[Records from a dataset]
━━━━

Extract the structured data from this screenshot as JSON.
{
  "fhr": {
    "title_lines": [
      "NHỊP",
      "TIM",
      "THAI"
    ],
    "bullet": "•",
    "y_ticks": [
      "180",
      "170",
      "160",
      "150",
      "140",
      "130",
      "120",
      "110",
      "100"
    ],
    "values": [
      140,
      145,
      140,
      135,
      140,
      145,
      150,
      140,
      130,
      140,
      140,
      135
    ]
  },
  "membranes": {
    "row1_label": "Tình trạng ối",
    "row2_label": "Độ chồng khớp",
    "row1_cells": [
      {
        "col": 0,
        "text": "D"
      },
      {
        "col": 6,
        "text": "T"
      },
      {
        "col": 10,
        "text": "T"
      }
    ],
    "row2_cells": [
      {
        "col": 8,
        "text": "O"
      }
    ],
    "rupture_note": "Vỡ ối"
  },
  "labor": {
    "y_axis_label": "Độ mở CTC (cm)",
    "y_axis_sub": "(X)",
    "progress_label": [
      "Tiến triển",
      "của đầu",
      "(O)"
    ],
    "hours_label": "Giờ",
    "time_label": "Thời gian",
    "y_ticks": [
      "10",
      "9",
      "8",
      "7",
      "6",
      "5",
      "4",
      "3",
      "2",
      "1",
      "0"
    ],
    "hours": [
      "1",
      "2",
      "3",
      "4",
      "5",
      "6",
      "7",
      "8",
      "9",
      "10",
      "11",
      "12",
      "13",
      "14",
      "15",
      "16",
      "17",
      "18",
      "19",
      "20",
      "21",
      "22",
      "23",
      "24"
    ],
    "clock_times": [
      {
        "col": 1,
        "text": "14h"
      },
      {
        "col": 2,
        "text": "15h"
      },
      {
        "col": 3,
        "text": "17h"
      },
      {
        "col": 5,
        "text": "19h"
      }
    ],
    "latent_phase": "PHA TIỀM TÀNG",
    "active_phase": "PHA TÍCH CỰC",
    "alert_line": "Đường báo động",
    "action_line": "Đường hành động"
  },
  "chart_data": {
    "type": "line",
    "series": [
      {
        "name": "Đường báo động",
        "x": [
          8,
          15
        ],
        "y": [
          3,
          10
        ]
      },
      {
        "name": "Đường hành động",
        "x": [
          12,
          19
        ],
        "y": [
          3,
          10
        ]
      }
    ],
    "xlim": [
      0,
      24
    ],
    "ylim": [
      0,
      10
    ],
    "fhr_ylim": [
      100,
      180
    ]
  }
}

━━━━

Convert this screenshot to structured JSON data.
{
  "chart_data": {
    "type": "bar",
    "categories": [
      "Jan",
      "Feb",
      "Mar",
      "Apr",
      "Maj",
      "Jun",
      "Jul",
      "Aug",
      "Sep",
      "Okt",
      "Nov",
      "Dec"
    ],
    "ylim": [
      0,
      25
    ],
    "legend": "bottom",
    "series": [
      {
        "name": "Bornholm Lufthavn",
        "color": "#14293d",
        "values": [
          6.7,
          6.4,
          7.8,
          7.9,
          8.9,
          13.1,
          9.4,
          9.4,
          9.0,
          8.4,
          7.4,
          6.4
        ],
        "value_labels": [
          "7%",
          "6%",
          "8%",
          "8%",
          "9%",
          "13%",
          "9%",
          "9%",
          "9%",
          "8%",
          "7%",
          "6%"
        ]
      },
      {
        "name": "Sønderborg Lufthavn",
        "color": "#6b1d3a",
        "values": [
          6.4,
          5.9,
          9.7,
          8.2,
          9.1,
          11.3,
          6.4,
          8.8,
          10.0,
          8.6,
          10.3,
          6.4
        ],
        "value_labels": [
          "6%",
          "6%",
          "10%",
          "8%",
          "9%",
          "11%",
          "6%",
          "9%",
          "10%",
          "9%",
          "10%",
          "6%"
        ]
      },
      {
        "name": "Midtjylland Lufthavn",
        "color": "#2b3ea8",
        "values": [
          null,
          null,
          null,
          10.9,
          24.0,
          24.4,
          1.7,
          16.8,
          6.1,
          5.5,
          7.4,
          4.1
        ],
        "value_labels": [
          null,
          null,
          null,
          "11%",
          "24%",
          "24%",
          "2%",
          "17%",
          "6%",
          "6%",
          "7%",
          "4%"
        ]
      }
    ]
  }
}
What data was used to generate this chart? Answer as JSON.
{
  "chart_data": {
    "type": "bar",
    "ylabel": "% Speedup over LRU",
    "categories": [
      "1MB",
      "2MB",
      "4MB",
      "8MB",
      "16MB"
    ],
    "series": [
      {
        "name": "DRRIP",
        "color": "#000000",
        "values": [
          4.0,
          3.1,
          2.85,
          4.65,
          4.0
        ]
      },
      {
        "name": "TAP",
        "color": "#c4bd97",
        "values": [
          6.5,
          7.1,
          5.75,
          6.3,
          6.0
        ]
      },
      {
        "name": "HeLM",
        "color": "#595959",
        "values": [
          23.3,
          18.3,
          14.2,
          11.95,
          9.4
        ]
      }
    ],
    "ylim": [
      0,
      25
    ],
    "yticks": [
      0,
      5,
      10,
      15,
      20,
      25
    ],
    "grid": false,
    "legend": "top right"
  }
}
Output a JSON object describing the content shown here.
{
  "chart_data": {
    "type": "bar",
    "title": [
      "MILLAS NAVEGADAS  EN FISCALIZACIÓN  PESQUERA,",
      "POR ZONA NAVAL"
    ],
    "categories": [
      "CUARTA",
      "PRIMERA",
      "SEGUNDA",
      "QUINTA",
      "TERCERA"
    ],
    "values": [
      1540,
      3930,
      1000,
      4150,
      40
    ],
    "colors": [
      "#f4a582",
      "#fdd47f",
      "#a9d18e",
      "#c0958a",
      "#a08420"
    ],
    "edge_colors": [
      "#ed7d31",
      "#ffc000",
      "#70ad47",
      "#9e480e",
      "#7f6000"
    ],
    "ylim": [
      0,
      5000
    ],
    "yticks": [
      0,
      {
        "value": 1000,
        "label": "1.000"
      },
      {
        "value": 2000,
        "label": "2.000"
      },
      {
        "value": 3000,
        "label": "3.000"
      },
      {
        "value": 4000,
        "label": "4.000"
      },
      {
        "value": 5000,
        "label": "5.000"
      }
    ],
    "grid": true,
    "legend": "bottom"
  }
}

━━━━

Identify how many lines in the entries above include the string "JSON", then state that number alone.

● EXERCISE ANSWER
4